* [What is being asked] Copy out each of the following lines with no changes.

====================

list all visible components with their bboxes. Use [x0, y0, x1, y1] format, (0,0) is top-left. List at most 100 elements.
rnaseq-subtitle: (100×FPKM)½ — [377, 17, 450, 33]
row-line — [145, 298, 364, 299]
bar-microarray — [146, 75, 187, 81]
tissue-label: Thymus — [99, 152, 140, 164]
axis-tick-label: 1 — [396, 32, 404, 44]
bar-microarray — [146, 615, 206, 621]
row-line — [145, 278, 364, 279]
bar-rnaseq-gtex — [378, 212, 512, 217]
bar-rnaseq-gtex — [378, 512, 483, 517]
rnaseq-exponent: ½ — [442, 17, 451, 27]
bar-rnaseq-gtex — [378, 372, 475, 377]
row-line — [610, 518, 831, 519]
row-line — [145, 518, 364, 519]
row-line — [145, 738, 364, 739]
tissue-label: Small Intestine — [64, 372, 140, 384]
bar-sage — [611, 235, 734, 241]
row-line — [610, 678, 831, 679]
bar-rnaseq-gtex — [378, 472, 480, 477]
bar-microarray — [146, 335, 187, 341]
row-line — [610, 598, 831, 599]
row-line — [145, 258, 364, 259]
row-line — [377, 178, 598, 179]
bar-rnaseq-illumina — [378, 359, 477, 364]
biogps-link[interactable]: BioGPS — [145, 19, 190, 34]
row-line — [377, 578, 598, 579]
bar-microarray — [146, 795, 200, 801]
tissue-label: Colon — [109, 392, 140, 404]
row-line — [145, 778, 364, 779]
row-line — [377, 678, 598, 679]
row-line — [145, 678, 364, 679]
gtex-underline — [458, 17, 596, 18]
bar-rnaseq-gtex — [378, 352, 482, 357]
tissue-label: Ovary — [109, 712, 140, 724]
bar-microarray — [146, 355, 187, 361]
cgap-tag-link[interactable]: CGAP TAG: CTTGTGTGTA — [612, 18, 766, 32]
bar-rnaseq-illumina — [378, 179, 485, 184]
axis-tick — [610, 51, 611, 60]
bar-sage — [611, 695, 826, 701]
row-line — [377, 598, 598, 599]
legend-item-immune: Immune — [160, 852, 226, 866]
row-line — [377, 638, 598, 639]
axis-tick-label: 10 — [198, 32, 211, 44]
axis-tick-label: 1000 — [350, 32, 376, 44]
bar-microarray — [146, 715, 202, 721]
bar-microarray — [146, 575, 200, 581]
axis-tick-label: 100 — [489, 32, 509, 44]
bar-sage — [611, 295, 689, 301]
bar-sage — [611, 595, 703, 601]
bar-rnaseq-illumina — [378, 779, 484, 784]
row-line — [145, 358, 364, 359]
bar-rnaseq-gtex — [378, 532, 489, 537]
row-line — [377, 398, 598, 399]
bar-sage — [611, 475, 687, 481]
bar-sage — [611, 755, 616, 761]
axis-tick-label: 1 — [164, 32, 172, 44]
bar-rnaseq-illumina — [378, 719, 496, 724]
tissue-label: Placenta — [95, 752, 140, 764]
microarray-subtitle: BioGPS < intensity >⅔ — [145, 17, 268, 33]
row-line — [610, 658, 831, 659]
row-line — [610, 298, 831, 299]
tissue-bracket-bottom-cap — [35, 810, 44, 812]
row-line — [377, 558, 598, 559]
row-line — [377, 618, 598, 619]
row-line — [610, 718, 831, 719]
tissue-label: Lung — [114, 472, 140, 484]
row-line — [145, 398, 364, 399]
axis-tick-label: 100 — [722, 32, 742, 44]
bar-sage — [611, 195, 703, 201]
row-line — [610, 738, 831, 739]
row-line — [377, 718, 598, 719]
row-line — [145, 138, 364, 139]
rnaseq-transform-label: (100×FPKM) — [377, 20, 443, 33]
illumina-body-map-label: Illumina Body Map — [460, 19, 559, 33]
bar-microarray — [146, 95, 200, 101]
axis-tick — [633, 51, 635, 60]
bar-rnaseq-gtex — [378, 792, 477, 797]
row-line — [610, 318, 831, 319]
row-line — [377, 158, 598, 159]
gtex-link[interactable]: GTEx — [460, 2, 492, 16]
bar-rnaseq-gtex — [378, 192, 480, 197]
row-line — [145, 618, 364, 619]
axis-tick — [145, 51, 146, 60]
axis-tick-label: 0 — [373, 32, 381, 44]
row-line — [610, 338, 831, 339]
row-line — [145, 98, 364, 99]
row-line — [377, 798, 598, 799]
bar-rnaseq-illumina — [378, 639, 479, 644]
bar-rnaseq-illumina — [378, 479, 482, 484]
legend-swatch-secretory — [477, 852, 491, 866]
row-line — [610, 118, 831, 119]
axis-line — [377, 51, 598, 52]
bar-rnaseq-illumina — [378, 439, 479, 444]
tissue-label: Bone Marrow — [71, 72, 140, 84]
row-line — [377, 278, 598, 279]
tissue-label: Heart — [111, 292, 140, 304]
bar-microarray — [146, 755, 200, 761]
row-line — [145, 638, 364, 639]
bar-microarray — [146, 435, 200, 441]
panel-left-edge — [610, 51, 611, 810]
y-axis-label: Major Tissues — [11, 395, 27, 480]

====================

* [Worked solution]
list all visible components with their bboxes. Use [x0, y0, x1, y1] format, (0,0) is top-left. List at most 100 elements.
rnaseq-subtitle: (100×FPKM)½ — [377, 17, 450, 33]
row-line — [145, 298, 364, 299]
bar-microarray — [146, 75, 187, 81]
tissue-label: Thymus — [99, 152, 140, 164]
axis-tick-label: 1 — [396, 32, 404, 44]
bar-microarray — [146, 615, 206, 621]
row-line — [145, 278, 364, 279]
bar-rnaseq-gtex — [378, 212, 512, 217]
bar-rnaseq-gtex — [378, 512, 483, 517]
rnaseq-exponent: ½ — [442, 17, 451, 27]
bar-rnaseq-gtex — [378, 372, 475, 377]
row-line — [610, 518, 831, 519]
row-line — [145, 518, 364, 519]
row-line — [145, 738, 364, 739]
tissue-label: Small Intestine — [64, 372, 140, 384]
bar-sage — [611, 235, 734, 241]
row-line — [610, 678, 831, 679]
bar-rnaseq-gtex — [378, 472, 480, 477]
bar-microarray — [146, 335, 187, 341]
row-line — [610, 598, 831, 599]
row-line — [145, 258, 364, 259]
row-line — [377, 178, 598, 179]
bar-rnaseq-illumina — [378, 359, 477, 364]
biogps-link[interactable]: BioGPS — [145, 19, 190, 34]
row-line — [377, 578, 598, 579]
bar-microarray — [146, 795, 200, 801]
tissue-label: Colon — [109, 392, 140, 404]
row-line — [145, 778, 364, 779]
row-line — [377, 678, 598, 679]
row-line — [145, 678, 364, 679]
gtex-underline — [458, 17, 596, 18]
bar-rnaseq-gtex — [378, 352, 482, 357]
tissue-label: Ovary — [109, 712, 140, 724]
bar-microarray — [146, 355, 187, 361]
cgap-tag-link[interactable]: CGAP TAG: CTTGTGTGTA — [612, 18, 766, 32]
bar-rnaseq-illumina — [378, 179, 485, 184]
axis-tick — [610, 51, 611, 60]
bar-sage — [611, 695, 826, 701]
row-line — [377, 598, 598, 599]
legend-item-immune: Immune — [160, 852, 226, 866]
row-line — [377, 638, 598, 639]
axis-tick-label: 10 — [198, 32, 211, 44]
axis-tick-label: 1000 — [350, 32, 376, 44]
bar-microarray — [146, 715, 202, 721]
bar-microarray — [146, 575, 200, 581]
axis-tick-label: 100 — [489, 32, 509, 44]
bar-sage — [611, 295, 689, 301]
bar-sage — [611, 595, 703, 601]
bar-rnaseq-illumina — [378, 779, 484, 784]
row-line — [145, 358, 364, 359]
bar-rnaseq-gtex — [378, 532, 489, 537]
row-line — [377, 398, 598, 399]
bar-sage — [611, 475, 687, 481]
bar-sage — [611, 755, 616, 761]
axis-tick-label: 1 — [164, 32, 172, 44]
bar-rnaseq-illumina — [378, 719, 496, 724]
tissue-label: Placenta — [95, 752, 140, 764]
microarray-subtitle: BioGPS < intensity >⅔ — [145, 17, 268, 33]
row-line — [610, 658, 831, 659]
row-line — [610, 298, 831, 299]
tissue-bracket-bottom-cap — [35, 810, 44, 812]
row-line — [377, 558, 598, 559]
row-line — [377, 618, 598, 619]
row-line — [610, 718, 831, 719]
tissue-label: Lung — [114, 472, 140, 484]
row-line — [145, 398, 364, 399]
axis-tick-label: 100 — [722, 32, 742, 44]
bar-sage — [611, 195, 703, 201]
row-line — [610, 738, 831, 739]
row-line — [377, 718, 598, 719]
row-line — [145, 138, 364, 139]
rnaseq-transform-label: (100×FPKM) — [377, 20, 443, 33]
illumina-body-map-label: Illumina Body Map — [460, 19, 559, 33]
bar-microarray — [146, 95, 200, 101]
axis-tick — [633, 51, 635, 60]
bar-rnaseq-gtex — [378, 792, 477, 797]
row-line — [610, 318, 831, 319]
row-line — [377, 158, 598, 159]
gtex-link[interactable]: GTEx — [460, 2, 492, 16]
bar-rnaseq-gtex — [378, 192, 480, 197]
row-line — [145, 618, 364, 619]
axis-tick — [145, 51, 146, 60]
axis-tick-label: 0 — [373, 32, 381, 44]
row-line — [610, 338, 831, 339]
row-line — [145, 98, 364, 99]
row-line — [377, 798, 598, 799]
bar-rnaseq-illumina — [378, 639, 479, 644]
bar-rnaseq-illumina — [378, 479, 482, 484]
legend-swatch-secretory — [477, 852, 491, 866]
row-line — [610, 118, 831, 119]
axis-line — [377, 51, 598, 52]
bar-rnaseq-illumina — [378, 439, 479, 444]
tissue-label: Bone Marrow — [71, 72, 140, 84]
row-line — [377, 278, 598, 279]
tissue-label: Heart — [111, 292, 140, 304]
bar-microarray — [146, 755, 200, 761]
row-line — [145, 638, 364, 639]
bar-microarray — [146, 435, 200, 441]
panel-left-edge — [610, 51, 611, 810]
y-axis-label: Major Tissues — [11, 395, 27, 480]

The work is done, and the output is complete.